(Saved entries)
--------------------
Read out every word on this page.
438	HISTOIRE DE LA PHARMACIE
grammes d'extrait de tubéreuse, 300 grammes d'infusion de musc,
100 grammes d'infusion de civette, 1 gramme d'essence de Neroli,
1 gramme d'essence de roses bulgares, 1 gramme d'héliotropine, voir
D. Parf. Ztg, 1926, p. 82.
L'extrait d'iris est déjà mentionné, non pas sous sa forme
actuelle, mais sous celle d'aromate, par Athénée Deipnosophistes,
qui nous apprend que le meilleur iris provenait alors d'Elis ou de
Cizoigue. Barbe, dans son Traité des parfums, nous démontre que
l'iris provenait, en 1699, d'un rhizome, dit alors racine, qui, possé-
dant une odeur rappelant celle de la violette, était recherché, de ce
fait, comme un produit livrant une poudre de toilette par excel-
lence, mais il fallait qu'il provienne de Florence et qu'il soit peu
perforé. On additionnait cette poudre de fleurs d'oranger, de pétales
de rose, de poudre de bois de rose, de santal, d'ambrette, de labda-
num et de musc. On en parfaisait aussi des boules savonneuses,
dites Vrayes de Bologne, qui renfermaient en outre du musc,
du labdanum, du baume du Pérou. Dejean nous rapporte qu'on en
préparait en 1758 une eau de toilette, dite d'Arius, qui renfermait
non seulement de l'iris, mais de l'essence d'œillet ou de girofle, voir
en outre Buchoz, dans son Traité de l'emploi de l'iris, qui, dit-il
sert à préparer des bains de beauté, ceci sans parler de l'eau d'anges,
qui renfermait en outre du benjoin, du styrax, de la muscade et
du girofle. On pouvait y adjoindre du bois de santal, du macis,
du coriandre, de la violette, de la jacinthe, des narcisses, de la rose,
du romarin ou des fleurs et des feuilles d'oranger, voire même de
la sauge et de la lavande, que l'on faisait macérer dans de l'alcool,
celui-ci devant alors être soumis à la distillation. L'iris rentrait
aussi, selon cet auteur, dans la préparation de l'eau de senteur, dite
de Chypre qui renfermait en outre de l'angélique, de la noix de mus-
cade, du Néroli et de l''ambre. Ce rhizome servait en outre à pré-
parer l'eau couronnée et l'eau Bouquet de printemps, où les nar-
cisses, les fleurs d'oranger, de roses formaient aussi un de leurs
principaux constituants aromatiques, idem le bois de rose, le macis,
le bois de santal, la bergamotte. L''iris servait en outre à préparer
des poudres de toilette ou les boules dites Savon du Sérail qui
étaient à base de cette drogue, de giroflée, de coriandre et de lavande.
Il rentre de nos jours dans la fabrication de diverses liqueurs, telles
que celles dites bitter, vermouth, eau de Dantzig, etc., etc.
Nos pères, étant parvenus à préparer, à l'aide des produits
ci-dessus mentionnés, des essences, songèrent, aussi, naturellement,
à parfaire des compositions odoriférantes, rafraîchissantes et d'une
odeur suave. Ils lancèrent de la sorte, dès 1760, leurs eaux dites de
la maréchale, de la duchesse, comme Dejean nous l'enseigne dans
--------------------
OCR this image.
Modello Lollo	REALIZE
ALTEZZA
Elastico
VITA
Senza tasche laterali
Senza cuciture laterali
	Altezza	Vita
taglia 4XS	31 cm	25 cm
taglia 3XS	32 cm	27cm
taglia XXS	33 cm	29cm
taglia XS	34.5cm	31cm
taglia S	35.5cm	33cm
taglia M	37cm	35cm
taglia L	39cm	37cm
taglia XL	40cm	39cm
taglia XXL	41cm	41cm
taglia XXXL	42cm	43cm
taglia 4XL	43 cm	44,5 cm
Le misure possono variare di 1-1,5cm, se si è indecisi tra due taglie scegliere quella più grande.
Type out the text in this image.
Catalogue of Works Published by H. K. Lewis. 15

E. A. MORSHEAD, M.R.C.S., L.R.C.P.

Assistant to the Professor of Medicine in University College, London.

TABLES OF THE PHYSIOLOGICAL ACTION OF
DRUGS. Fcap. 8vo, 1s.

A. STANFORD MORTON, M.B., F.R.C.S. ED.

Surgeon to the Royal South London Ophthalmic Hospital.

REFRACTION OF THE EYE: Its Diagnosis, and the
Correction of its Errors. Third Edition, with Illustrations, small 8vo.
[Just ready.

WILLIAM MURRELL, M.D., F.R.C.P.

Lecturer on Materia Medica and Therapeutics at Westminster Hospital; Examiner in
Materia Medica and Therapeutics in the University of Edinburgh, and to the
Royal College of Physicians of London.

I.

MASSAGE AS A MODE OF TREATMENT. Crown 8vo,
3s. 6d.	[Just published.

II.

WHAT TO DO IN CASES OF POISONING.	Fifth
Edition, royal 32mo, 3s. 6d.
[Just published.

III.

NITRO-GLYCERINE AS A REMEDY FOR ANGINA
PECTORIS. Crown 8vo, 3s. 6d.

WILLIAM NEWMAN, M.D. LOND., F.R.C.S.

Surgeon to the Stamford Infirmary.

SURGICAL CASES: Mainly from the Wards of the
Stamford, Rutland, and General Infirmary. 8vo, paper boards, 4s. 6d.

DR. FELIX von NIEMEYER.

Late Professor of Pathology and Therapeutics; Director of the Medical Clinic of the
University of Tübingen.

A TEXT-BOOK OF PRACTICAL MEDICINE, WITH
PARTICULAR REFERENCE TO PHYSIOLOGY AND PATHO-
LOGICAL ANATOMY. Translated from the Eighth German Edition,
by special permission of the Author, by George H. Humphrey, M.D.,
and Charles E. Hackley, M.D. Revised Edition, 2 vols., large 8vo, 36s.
--------------------
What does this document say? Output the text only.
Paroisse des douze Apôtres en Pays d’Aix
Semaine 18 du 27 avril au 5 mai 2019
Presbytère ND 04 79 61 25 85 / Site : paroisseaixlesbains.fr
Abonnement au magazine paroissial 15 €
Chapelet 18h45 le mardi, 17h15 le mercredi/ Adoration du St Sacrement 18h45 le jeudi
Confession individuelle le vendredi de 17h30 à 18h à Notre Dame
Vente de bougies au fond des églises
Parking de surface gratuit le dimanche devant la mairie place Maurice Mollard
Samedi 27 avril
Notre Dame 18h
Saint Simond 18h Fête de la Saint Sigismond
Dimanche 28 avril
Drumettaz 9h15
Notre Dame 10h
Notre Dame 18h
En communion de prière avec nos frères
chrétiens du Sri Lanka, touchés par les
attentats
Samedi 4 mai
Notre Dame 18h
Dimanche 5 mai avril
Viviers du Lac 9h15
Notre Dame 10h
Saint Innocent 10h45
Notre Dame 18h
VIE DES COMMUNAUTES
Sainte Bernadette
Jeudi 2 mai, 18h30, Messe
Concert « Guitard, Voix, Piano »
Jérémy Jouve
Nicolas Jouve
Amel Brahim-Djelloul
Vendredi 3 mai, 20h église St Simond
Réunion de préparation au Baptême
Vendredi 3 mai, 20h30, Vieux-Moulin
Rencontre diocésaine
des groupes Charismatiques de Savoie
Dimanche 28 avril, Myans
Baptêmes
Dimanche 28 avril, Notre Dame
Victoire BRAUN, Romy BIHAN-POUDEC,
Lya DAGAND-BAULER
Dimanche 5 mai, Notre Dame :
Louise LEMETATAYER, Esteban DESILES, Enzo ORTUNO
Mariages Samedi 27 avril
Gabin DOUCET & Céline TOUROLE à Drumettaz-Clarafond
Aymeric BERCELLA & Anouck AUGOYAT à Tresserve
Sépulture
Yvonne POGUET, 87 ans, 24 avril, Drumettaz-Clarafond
--------------------
# What is expected
Report the number of lines holding the string "Surgeon", without any other words.

# Result for this task
2